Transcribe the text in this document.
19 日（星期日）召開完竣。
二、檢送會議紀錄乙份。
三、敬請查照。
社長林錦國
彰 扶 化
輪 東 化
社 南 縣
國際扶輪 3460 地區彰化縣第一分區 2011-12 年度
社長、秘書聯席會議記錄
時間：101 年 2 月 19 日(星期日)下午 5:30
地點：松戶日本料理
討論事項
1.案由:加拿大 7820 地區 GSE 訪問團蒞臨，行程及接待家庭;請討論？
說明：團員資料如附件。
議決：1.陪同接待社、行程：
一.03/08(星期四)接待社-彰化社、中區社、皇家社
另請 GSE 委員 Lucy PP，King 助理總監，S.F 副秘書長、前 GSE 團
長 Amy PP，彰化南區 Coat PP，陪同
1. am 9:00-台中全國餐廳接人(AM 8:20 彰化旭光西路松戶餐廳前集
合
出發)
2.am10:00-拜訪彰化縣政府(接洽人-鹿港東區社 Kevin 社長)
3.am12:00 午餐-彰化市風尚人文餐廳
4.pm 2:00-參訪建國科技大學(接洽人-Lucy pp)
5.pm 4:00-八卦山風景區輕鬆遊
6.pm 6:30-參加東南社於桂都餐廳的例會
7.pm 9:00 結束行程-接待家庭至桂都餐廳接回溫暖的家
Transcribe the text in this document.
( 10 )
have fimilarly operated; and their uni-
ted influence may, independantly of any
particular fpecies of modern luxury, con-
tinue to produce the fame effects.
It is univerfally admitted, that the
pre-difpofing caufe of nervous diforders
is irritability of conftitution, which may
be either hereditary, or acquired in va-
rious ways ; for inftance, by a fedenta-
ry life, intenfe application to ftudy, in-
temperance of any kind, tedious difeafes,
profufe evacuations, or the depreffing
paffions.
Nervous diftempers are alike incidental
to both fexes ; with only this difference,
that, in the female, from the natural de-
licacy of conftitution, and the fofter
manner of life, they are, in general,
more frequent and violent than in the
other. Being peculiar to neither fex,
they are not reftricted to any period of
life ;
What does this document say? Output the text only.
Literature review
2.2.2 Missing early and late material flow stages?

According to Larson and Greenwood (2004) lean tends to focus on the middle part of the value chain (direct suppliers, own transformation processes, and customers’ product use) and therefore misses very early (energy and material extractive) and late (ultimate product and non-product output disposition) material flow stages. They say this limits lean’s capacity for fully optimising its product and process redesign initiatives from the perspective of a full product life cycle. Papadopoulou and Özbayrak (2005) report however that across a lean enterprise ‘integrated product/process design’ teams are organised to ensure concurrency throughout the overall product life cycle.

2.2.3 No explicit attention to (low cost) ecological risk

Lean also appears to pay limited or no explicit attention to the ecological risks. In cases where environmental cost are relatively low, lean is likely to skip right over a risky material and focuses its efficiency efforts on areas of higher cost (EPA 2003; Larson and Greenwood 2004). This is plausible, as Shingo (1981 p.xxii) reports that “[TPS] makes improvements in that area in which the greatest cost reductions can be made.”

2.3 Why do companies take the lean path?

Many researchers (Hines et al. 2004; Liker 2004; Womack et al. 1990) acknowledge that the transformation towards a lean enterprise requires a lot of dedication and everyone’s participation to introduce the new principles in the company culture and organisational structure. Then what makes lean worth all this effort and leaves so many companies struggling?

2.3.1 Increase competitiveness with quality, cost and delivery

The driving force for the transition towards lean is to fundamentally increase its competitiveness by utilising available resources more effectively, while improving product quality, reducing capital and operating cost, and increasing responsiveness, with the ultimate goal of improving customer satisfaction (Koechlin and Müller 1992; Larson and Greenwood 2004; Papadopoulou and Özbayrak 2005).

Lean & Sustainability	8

* * * * *

§ **Short exercise**: Reproduce the records in full, exactly as written.

§ **Full solution**:
Transcribe the text in this document.
19 日（星期日）召開完竣。
二、檢送會議紀錄乙份。
三、敬請查照。
社長林錦國
彰 扶 化
輪 東 化
社 南 縣
國際扶輪 3460 地區彰化縣第一分區 2011-12 年度
社長、秘書聯席會議記錄
時間：101 年 2 月 19 日(星期日)下午 5:30
地點：松戶日本料理
討論事項
1.案由:加拿大 7820 地區 GSE 訪問團蒞臨，行程及接待家庭;請討論？
說明：團員資料如附件。
議決：1.陪同接待社、行程：
一.03/08(星期四)接待社-彰化社、中區社、皇家社
另請 GSE 委員 Lucy PP，King 助理總監，S.F 副秘書長、前 GSE 團
長 Amy PP，彰化南區 Coat PP，陪同
1. am 9:00-台中全國餐廳接人(AM 8:20 彰化旭光西路松戶餐廳前集
合
出發)
2.am10:00-拜訪彰化縣政府(接洽人-鹿港東區社 Kevin 社長)
3.am12:00 午餐-彰化市風尚人文餐廳
4.pm 2:00-參訪建國科技大學(接洽人-Lucy pp)
5.pm 4:00-八卦山風景區輕鬆遊
6.pm 6:30-參加東南社於桂都餐廳的例會
7.pm 9:00 結束行程-接待家庭至桂都餐廳接回溫暖的家
Transcribe the text in this document.
( 10 )
have fimilarly operated; and their uni-
ted influence may, independantly of any
particular fpecies of modern luxury, con-
tinue to produce the fame effects.
It is univerfally admitted, that the
pre-difpofing caufe of nervous diforders
is irritability of conftitution, which may
be either hereditary, or acquired in va-
rious ways ; for inftance, by a fedenta-
ry life, intenfe application to ftudy, in-
temperance of any kind, tedious difeafes,
profufe evacuations, or the depreffing
paffions.
Nervous diftempers are alike incidental
to both fexes ; with only this difference,
that, in the female, from the natural de-
licacy of conftitution, and the fofter
manner of life, they are, in general,
more frequent and violent than in the
other. Being peculiar to neither fex,
they are not reftricted to any period of
life ;
What does this document say? Output the text only.
Literature review
2.2.2 Missing early and late material flow stages?

According to Larson and Greenwood (2004) lean tends to focus on the middle part of the value chain (direct suppliers, own transformation processes, and customers’ product use) and therefore misses very early (energy and material extractive) and late (ultimate product and non-product output disposition) material flow stages. They say this limits lean’s capacity for fully optimising its product and process redesign initiatives from the perspective of a full product life cycle. Papadopoulou and Özbayrak (2005) report however that across a lean enterprise ‘integrated product/process design’ teams are organised to ensure concurrency throughout the overall product life cycle.

2.2.3 No explicit attention to (low cost) ecological risk

Lean also appears to pay limited or no explicit attention to the ecological risks. In cases where environmental cost are relatively low, lean is likely to skip right over a risky material and focuses its efficiency efforts on areas of higher cost (EPA 2003; Larson and Greenwood 2004). This is plausible, as Shingo (1981 p.xxii) reports that “[TPS] makes improvements in that area in which the greatest cost reductions can be made.”

2.3 Why do companies take the lean path?

Many researchers (Hines et al. 2004; Liker 2004; Womack et al. 1990) acknowledge that the transformation towards a lean enterprise requires a lot of dedication and everyone’s participation to introduce the new principles in the company culture and organisational structure. Then what makes lean worth all this effort and leaves so many companies struggling?

2.3.1 Increase competitiveness with quality, cost and delivery

The driving force for the transition towards lean is to fundamentally increase its competitiveness by utilising available resources more effectively, while improving product quality, reducing capital and operating cost, and increasing responsiveness, with the ultimate goal of improving customer satisfaction (Koechlin and Müller 1992; Larson and Greenwood 2004; Papadopoulou and Özbayrak 2005).

Lean & Sustainability	8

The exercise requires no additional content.